→ Short task:
Give every entry again, word for word and in full.

* * * * * * * * *

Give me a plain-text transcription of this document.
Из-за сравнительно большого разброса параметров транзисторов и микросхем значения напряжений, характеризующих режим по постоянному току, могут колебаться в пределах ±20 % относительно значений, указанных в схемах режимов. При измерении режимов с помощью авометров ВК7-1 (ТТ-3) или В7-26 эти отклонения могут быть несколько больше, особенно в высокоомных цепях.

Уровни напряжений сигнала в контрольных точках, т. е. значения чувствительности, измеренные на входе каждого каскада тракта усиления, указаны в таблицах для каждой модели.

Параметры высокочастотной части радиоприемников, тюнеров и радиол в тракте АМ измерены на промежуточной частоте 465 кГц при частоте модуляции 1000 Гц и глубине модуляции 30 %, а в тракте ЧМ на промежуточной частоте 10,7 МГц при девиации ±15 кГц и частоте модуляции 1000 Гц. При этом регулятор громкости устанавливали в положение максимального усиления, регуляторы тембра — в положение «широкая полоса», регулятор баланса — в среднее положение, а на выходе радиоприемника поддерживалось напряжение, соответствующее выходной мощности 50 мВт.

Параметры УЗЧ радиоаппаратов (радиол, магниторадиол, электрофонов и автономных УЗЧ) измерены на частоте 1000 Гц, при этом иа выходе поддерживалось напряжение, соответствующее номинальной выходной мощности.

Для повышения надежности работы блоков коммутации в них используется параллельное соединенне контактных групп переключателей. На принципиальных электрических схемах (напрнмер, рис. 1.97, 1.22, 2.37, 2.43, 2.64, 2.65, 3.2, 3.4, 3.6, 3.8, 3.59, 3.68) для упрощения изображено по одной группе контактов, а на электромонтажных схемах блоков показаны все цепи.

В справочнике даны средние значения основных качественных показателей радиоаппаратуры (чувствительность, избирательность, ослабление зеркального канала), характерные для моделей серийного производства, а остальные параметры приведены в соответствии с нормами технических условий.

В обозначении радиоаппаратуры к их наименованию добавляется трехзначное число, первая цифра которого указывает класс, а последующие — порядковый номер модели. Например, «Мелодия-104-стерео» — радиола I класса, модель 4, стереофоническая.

* * * * * * * * *

→ Correct output:
Give me a plain-text transcription of this document.
Из-за сравнительно большого разброса параметров транзисторов и микросхем значения напряжений, характеризующих режим по постоянному току, могут колебаться в пределах ±20 % относительно значений, указанных в схемах режимов. При измерении режимов с помощью авометров ВК7-1 (ТТ-3) или В7-26 эти отклонения могут быть несколько больше, особенно в высокоомных цепях.

Уровни напряжений сигнала в контрольных точках, т. е. значения чувствительности, измеренные на входе каждого каскада тракта усиления, указаны в таблицах для каждой модели.

Параметры высокочастотной части радиоприемников, тюнеров и радиол в тракте АМ измерены на промежуточной частоте 465 кГц при частоте модуляции 1000 Гц и глубине модуляции 30 %, а в тракте ЧМ на промежуточной частоте 10,7 МГц при девиации ±15 кГц и частоте модуляции 1000 Гц. При этом регулятор громкости устанавливали в положение максимального усиления, регуляторы тембра — в положение «широкая полоса», регулятор баланса — в среднее положение, а на выходе радиоприемника поддерживалось напряжение, соответствующее выходной мощности 50 мВт.

Параметры УЗЧ радиоаппаратов (радиол, магниторадиол, электрофонов и автономных УЗЧ) измерены на частоте 1000 Гц, при этом иа выходе поддерживалось напряжение, соответствующее номинальной выходной мощности.

Для повышения надежности работы блоков коммутации в них используется параллельное соединенне контактных групп переключателей. На принципиальных электрических схемах (напрнмер, рис. 1.97, 1.22, 2.37, 2.43, 2.64, 2.65, 3.2, 3.4, 3.6, 3.8, 3.59, 3.68) для упрощения изображено по одной группе контактов, а на электромонтажных схемах блоков показаны все цепи.

В справочнике даны средние значения основных качественных показателей радиоаппаратуры (чувствительность, избирательность, ослабление зеркального канала), характерные для моделей серийного производства, а остальные параметры приведены в соответствии с нормами технических условий.

В обозначении радиоаппаратуры к их наименованию добавляется трехзначное число, первая цифра которого указывает класс, а последующие — порядковый номер модели. Например, «Мелодия-104-стерео» — радиола I класса, модель 4, стереофоническая.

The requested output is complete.